Information provided:
++++++++++
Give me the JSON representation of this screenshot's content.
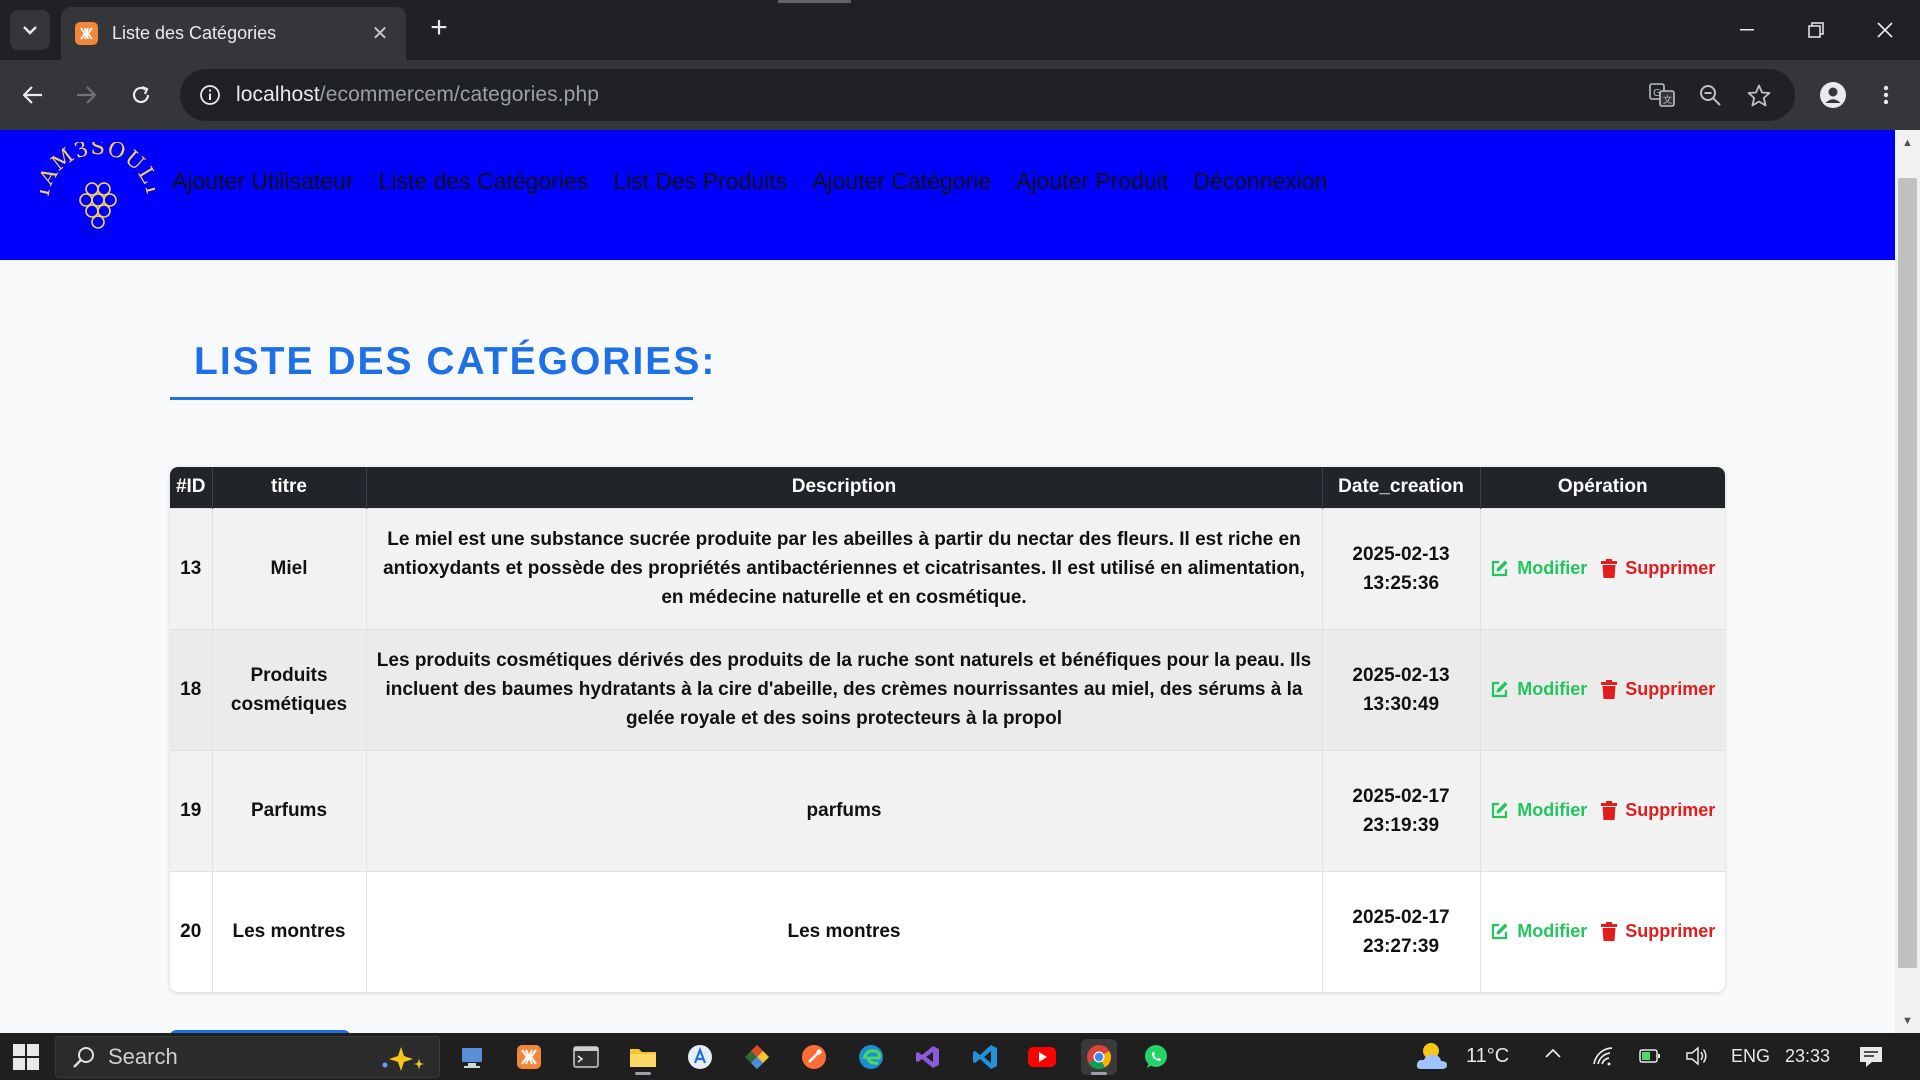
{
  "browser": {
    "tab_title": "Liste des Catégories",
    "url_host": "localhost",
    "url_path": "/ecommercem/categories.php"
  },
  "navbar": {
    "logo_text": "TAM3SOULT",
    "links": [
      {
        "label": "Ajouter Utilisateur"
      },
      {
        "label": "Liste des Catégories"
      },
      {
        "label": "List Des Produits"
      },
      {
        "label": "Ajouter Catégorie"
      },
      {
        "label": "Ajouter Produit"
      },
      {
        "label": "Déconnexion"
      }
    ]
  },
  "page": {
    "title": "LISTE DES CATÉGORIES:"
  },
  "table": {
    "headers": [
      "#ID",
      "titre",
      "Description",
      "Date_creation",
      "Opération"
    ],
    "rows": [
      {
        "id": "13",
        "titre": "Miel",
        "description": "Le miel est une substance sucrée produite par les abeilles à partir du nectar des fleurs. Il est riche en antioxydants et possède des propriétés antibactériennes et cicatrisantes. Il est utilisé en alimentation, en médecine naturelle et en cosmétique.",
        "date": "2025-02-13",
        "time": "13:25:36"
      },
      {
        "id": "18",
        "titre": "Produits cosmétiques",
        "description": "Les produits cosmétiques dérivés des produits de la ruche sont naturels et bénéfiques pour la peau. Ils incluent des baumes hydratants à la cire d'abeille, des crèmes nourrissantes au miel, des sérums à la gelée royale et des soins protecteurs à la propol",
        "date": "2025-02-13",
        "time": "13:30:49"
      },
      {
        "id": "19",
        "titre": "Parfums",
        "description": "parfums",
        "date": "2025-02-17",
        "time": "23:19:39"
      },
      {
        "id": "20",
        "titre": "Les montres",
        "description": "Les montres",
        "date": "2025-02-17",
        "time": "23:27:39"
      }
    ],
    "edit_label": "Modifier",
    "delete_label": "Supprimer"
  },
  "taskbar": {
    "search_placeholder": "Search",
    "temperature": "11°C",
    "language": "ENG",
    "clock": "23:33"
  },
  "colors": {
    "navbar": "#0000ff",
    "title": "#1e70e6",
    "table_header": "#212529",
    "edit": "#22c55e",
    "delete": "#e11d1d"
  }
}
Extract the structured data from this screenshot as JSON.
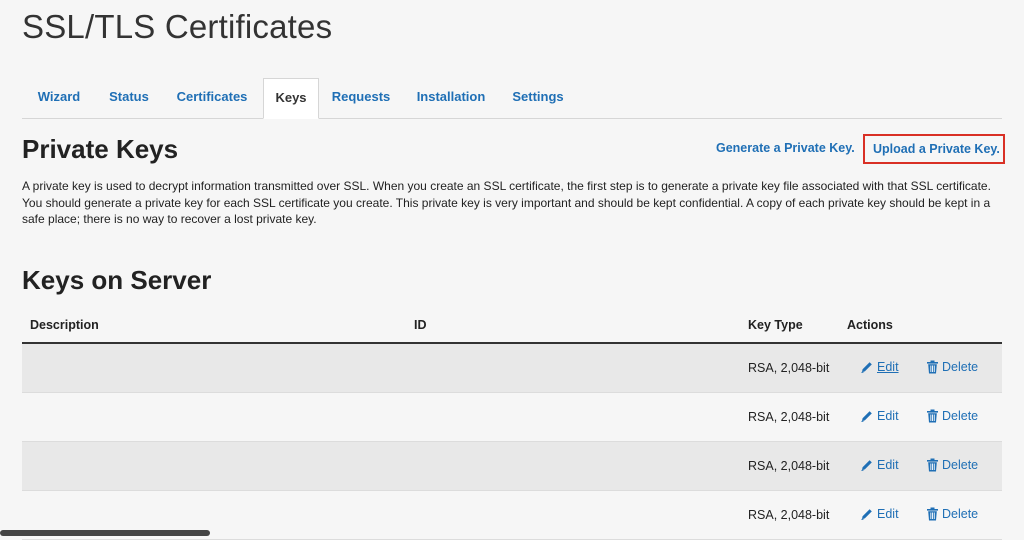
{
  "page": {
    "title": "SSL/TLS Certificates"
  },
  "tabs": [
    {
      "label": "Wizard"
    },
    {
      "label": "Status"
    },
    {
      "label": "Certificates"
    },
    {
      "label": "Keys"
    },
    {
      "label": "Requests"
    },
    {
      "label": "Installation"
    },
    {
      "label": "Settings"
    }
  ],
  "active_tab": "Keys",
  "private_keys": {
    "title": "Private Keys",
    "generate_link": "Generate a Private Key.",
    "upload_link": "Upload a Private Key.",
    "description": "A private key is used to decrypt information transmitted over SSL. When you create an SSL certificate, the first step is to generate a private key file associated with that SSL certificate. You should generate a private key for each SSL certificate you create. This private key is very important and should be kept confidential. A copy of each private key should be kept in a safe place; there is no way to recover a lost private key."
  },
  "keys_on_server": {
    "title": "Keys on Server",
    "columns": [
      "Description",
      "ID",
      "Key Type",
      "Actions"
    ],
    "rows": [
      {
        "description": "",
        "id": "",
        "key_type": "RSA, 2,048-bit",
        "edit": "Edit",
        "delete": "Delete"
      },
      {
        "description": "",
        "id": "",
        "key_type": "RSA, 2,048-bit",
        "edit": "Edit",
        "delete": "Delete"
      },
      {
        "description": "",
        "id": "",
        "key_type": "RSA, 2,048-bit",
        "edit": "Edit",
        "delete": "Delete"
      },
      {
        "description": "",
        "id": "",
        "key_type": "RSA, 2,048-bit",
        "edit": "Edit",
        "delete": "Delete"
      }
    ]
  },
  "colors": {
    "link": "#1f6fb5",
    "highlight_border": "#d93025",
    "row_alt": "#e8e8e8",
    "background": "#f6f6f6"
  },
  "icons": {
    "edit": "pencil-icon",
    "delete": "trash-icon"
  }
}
++++++++++
Instructions for the task: Print the entries above exactly, taking out only the pictures.

Written response:
Give me the JSON representation of this screenshot's content.
{
  "browser": {
    "tab_title": "Liste des Catégories",
    "url_host": "localhost",
    "url_path": "/ecommercem/categories.php"
  },
  "navbar": {
    "logo_text": "TAM3SOULT",
    "links": [
      {
        "label": "Ajouter Utilisateur"
      },
      {
        "label": "Liste des Catégories"
      },
      {
        "label": "List Des Produits"
      },
      {
        "label": "Ajouter Catégorie"
      },
      {
        "label": "Ajouter Produit"
      },
      {
        "label": "Déconnexion"
      }
    ]
  },
  "page": {
    "title": "LISTE DES CATÉGORIES:"
  },
  "table": {
    "headers": [
      "#ID",
      "titre",
      "Description",
      "Date_creation",
      "Opération"
    ],
    "rows": [
      {
        "id": "13",
        "titre": "Miel",
        "description": "Le miel est une substance sucrée produite par les abeilles à partir du nectar des fleurs. Il est riche en antioxydants et possède des propriétés antibactériennes et cicatrisantes. Il est utilisé en alimentation, en médecine naturelle et en cosmétique.",
        "date": "2025-02-13",
        "time": "13:25:36"
      },
      {
        "id": "18",
        "titre": "Produits cosmétiques",
        "description": "Les produits cosmétiques dérivés des produits de la ruche sont naturels et bénéfiques pour la peau. Ils incluent des baumes hydratants à la cire d'abeille, des crèmes nourrissantes au miel, des sérums à la gelée royale et des soins protecteurs à la propol",
        "date": "2025-02-13",
        "time": "13:30:49"
      },
      {
        "id": "19",
        "titre": "Parfums",
        "description": "parfums",
        "date": "2025-02-17",
        "time": "23:19:39"
      },
      {
        "id": "20",
        "titre": "Les montres",
        "description": "Les montres",
        "date": "2025-02-17",
        "time": "23:27:39"
      }
    ],
    "edit_label": "Modifier",
    "delete_label": "Supprimer"
  },
  "taskbar": {
    "search_placeholder": "Search",
    "temperature": "11°C",
    "language": "ENG",
    "clock": "23:33"
  },
  "colors": {
    "navbar": "#0000ff",
    "title": "#1e70e6",
    "table_header": "#212529",
    "edit": "#22c55e",
    "delete": "#e11d1d"
  }
}
Extract the structured data from this screenshot as JSON.
{
  "page": {
    "title": "SSL/TLS Certificates"
  },
  "tabs": [
    {
      "label": "Wizard"
    },
    {
      "label": "Status"
    },
    {
      "label": "Certificates"
    },
    {
      "label": "Keys"
    },
    {
      "label": "Requests"
    },
    {
      "label": "Installation"
    },
    {
      "label": "Settings"
    }
  ],
  "active_tab": "Keys",
  "private_keys": {
    "title": "Private Keys",
    "generate_link": "Generate a Private Key.",
    "upload_link": "Upload a Private Key.",
    "description": "A private key is used to decrypt information transmitted over SSL. When you create an SSL certificate, the first step is to generate a private key file associated with that SSL certificate. You should generate a private key for each SSL certificate you create. This private key is very important and should be kept confidential. A copy of each private key should be kept in a safe place; there is no way to recover a lost private key."
  },
  "keys_on_server": {
    "title": "Keys on Server",
    "columns": [
      "Description",
      "ID",
      "Key Type",
      "Actions"
    ],
    "rows": [
      {
        "description": "",
        "id": "",
        "key_type": "RSA, 2,048-bit",
        "edit": "Edit",
        "delete": "Delete"
      },
      {
        "description": "",
        "id": "",
        "key_type": "RSA, 2,048-bit",
        "edit": "Edit",
        "delete": "Delete"
      },
      {
        "description": "",
        "id": "",
        "key_type": "RSA, 2,048-bit",
        "edit": "Edit",
        "delete": "Delete"
      },
      {
        "description": "",
        "id": "",
        "key_type": "RSA, 2,048-bit",
        "edit": "Edit",
        "delete": "Delete"
      }
    ]
  },
  "colors": {
    "link": "#1f6fb5",
    "highlight_border": "#d93025",
    "row_alt": "#e8e8e8",
    "background": "#f6f6f6"
  },
  "icons": {
    "edit": "pencil-icon",
    "delete": "trash-icon"
  }
}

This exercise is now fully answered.